Some records
======

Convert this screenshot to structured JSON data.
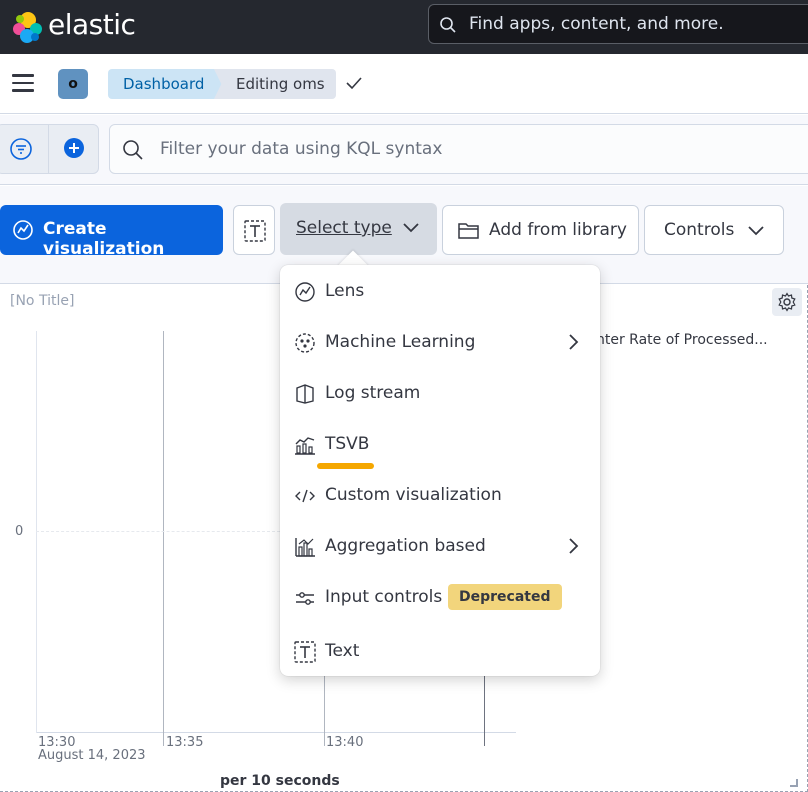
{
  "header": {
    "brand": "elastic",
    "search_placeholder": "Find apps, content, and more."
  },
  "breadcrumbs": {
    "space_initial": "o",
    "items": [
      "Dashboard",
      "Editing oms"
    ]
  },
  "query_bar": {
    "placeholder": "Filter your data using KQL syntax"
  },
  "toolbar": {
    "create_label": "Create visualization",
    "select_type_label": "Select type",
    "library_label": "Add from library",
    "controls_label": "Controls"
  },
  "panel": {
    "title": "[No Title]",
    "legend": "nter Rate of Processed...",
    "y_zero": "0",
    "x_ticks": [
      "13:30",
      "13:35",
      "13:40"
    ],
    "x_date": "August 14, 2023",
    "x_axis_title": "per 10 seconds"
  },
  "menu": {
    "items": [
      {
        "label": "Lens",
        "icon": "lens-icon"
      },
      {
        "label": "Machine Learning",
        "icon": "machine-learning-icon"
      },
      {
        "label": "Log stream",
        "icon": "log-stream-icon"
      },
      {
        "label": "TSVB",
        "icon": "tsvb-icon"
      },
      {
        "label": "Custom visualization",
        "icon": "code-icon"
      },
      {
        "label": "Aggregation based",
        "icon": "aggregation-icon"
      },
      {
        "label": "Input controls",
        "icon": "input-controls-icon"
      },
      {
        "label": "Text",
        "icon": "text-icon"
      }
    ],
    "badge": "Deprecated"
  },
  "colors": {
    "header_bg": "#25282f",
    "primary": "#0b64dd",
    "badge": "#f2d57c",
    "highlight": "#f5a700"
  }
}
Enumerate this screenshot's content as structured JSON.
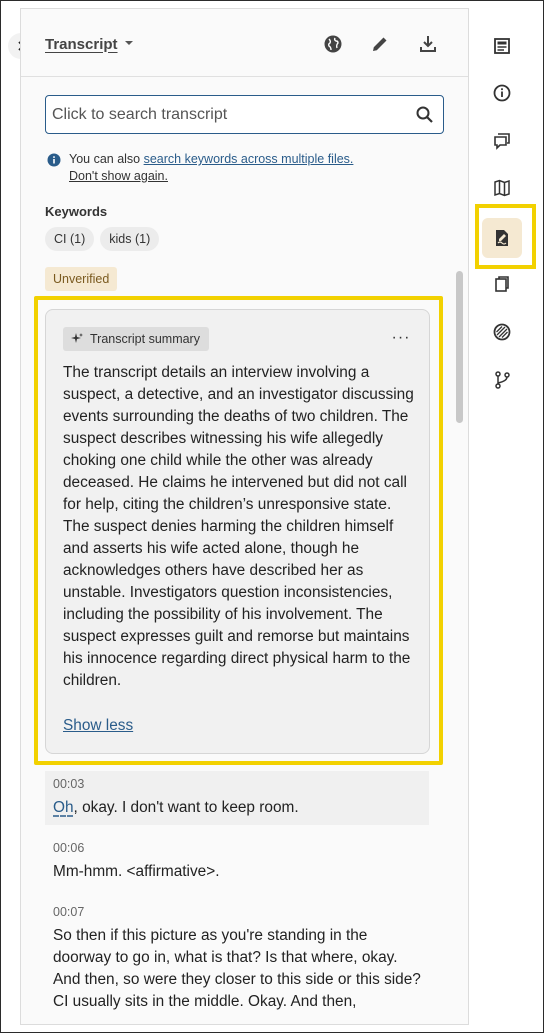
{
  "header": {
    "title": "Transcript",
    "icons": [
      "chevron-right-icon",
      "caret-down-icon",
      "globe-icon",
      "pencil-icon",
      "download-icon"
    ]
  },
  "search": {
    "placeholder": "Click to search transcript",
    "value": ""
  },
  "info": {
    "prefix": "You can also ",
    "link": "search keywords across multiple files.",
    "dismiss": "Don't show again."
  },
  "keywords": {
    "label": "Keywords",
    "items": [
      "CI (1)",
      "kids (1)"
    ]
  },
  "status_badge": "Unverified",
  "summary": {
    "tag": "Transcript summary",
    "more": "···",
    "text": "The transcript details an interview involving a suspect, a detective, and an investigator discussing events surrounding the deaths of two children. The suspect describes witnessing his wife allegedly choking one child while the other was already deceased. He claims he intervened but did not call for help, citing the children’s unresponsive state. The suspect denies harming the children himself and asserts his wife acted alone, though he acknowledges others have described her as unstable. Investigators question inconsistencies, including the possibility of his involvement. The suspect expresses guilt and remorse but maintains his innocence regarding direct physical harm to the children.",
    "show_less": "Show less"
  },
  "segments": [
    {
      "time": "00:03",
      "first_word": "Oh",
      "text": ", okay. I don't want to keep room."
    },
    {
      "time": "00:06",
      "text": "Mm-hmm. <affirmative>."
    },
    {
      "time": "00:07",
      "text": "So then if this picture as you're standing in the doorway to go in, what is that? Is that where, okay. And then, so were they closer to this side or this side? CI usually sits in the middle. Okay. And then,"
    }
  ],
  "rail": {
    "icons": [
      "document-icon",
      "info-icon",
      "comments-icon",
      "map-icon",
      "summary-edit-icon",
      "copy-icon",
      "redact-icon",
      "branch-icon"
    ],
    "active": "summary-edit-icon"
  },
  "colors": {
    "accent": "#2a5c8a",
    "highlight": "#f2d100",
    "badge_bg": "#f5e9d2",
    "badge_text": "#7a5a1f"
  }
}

======

** PROBLEM DESCRIPTION **
Look for lines containing the string "data" and copy them all.

** ANSWER TO THE PROBLEM **
Convert this screenshot to structured JSON data.
    "placeholder": "Filter your data using KQL syntax"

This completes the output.